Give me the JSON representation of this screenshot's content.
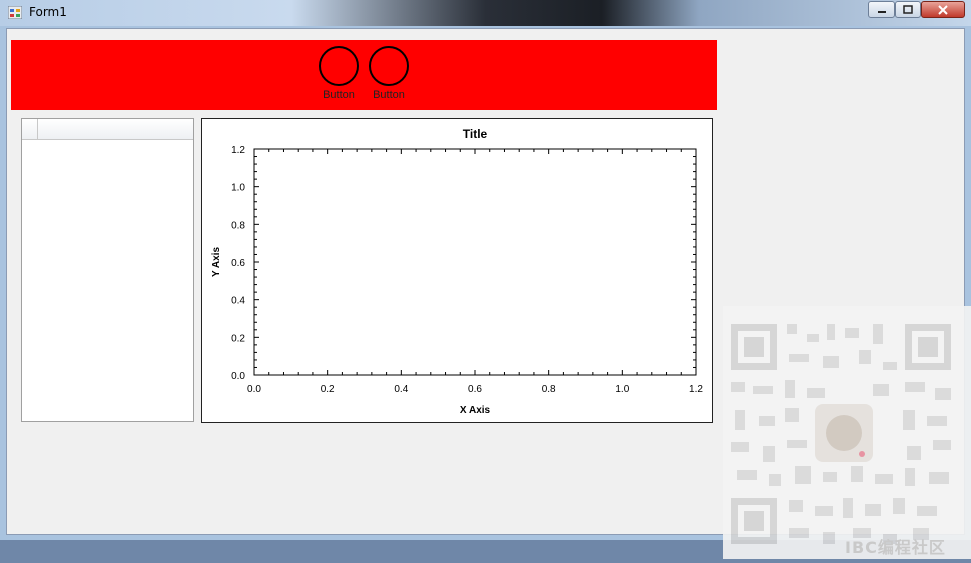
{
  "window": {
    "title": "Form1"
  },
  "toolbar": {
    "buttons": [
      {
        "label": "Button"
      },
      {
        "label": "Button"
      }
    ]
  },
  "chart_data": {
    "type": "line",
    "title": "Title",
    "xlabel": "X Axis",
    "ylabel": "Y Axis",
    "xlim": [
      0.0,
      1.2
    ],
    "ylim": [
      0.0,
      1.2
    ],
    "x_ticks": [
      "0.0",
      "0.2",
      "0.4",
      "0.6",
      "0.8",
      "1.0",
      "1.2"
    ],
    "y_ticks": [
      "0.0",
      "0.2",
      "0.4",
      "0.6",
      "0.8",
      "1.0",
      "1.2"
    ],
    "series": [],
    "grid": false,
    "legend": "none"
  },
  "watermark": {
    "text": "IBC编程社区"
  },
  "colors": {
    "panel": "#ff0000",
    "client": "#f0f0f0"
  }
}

--------------------------------------------------

> _Task statement_
Transcribe the material as is, with images omitted.

> _Answer in full_
Give me the JSON representation of this screenshot's content.
{
  "window": {
    "title": "Form1"
  },
  "toolbar": {
    "buttons": [
      {
        "label": "Button"
      },
      {
        "label": "Button"
      }
    ]
  },
  "chart_data": {
    "type": "line",
    "title": "Title",
    "xlabel": "X Axis",
    "ylabel": "Y Axis",
    "xlim": [
      0.0,
      1.2
    ],
    "ylim": [
      0.0,
      1.2
    ],
    "x_ticks": [
      "0.0",
      "0.2",
      "0.4",
      "0.6",
      "0.8",
      "1.0",
      "1.2"
    ],
    "y_ticks": [
      "0.0",
      "0.2",
      "0.4",
      "0.6",
      "0.8",
      "1.0",
      "1.2"
    ],
    "series": [],
    "grid": false,
    "legend": "none"
  },
  "watermark": {
    "text": "IBC编程社区"
  },
  "colors": {
    "panel": "#ff0000",
    "client": "#f0f0f0"
  }
}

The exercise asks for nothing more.